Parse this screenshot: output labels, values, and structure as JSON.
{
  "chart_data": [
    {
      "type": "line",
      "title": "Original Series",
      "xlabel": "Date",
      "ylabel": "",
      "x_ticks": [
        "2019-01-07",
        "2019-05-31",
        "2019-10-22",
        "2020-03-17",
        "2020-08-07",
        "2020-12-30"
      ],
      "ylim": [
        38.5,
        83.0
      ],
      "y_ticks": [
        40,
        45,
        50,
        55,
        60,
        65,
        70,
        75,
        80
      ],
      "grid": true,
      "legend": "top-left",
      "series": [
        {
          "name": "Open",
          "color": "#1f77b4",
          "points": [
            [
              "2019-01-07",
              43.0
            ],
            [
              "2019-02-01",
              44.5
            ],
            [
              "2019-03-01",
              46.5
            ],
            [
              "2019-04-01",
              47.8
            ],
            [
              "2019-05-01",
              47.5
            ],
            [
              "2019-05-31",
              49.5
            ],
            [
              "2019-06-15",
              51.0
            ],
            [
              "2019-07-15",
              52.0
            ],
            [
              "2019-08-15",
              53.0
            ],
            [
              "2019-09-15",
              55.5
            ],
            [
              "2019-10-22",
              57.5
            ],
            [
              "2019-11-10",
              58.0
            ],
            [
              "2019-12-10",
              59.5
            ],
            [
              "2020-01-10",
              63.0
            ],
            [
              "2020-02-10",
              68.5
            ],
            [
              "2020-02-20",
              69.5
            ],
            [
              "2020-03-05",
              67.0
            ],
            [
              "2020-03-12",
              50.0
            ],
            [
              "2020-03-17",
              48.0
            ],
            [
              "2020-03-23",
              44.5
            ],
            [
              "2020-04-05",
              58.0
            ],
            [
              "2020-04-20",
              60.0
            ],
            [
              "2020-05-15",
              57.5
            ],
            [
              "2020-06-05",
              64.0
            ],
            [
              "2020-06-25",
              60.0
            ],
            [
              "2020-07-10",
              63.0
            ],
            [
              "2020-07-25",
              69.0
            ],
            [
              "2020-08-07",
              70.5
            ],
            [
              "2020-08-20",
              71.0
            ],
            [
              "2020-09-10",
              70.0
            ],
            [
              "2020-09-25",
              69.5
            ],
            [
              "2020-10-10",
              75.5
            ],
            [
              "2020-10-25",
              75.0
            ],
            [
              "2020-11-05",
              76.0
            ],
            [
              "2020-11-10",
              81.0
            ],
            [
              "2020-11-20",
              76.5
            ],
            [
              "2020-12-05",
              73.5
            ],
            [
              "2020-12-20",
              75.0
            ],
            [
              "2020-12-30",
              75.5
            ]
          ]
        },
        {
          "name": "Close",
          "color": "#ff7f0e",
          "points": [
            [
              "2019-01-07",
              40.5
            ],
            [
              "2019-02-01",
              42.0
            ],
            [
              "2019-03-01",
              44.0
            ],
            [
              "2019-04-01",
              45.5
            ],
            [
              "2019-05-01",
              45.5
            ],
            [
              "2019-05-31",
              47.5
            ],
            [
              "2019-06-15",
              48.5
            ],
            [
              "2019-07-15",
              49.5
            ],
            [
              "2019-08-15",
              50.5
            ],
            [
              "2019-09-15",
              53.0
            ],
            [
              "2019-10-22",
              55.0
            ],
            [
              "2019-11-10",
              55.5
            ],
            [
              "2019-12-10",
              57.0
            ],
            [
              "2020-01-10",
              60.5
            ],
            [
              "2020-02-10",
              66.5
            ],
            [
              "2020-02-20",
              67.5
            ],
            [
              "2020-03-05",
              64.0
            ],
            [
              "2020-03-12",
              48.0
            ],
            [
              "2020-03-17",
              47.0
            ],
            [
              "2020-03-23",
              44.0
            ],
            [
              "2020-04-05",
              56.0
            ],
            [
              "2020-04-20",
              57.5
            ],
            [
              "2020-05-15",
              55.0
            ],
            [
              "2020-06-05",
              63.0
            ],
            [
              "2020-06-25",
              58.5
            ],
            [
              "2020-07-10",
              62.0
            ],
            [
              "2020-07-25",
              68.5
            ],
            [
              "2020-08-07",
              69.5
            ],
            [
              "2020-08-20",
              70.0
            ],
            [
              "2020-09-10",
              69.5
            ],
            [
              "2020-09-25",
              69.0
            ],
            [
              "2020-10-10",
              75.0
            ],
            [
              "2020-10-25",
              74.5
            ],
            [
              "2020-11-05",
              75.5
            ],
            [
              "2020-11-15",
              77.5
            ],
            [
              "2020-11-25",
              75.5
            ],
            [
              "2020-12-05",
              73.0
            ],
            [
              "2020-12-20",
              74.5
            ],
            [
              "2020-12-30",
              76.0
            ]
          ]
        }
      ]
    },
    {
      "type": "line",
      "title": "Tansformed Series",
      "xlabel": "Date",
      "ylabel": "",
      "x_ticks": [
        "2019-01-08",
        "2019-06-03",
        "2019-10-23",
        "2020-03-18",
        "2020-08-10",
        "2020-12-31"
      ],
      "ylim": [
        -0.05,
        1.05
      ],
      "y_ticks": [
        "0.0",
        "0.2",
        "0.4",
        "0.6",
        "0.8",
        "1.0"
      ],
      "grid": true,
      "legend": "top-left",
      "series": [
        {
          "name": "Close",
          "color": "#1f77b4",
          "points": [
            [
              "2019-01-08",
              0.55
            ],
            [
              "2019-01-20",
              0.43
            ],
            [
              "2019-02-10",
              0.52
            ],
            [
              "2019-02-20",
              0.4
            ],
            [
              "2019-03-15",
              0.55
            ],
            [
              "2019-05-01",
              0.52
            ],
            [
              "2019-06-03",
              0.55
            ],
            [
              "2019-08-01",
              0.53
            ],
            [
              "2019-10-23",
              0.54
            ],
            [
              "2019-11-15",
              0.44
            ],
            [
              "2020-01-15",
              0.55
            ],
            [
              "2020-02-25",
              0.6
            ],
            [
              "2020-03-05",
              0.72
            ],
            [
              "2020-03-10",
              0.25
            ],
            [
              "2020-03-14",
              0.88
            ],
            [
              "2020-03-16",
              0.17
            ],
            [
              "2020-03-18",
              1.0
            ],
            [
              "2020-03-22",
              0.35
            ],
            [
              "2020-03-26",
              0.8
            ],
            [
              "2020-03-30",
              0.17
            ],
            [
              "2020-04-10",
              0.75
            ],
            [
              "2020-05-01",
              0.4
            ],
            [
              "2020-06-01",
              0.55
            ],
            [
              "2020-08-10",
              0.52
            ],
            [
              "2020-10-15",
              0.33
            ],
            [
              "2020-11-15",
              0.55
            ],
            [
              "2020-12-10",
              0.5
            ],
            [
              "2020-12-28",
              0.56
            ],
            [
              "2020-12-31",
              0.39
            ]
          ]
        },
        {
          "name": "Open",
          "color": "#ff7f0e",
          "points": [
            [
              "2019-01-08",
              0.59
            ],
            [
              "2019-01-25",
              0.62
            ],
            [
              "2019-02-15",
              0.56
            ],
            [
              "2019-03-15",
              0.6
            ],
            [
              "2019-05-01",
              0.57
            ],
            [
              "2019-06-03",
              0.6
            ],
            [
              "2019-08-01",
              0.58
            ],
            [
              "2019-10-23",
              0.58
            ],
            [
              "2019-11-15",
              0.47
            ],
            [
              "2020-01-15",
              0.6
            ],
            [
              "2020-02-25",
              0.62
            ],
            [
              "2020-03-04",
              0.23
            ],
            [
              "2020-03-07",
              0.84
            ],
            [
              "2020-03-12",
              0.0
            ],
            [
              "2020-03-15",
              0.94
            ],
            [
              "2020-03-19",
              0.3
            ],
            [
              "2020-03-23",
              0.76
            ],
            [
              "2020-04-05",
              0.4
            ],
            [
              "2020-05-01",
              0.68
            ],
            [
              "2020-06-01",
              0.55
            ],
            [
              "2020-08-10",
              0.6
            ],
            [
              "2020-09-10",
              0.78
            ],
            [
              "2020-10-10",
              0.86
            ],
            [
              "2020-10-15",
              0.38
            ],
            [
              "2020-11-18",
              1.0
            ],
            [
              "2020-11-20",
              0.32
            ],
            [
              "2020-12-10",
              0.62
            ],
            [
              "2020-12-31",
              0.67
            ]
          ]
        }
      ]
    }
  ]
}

* * *

(What is needed) From the entries above, copy every line that holds the word "title".

(Answer to this problem)
      "title": "Original Series",
      "title": "Tansformed Series",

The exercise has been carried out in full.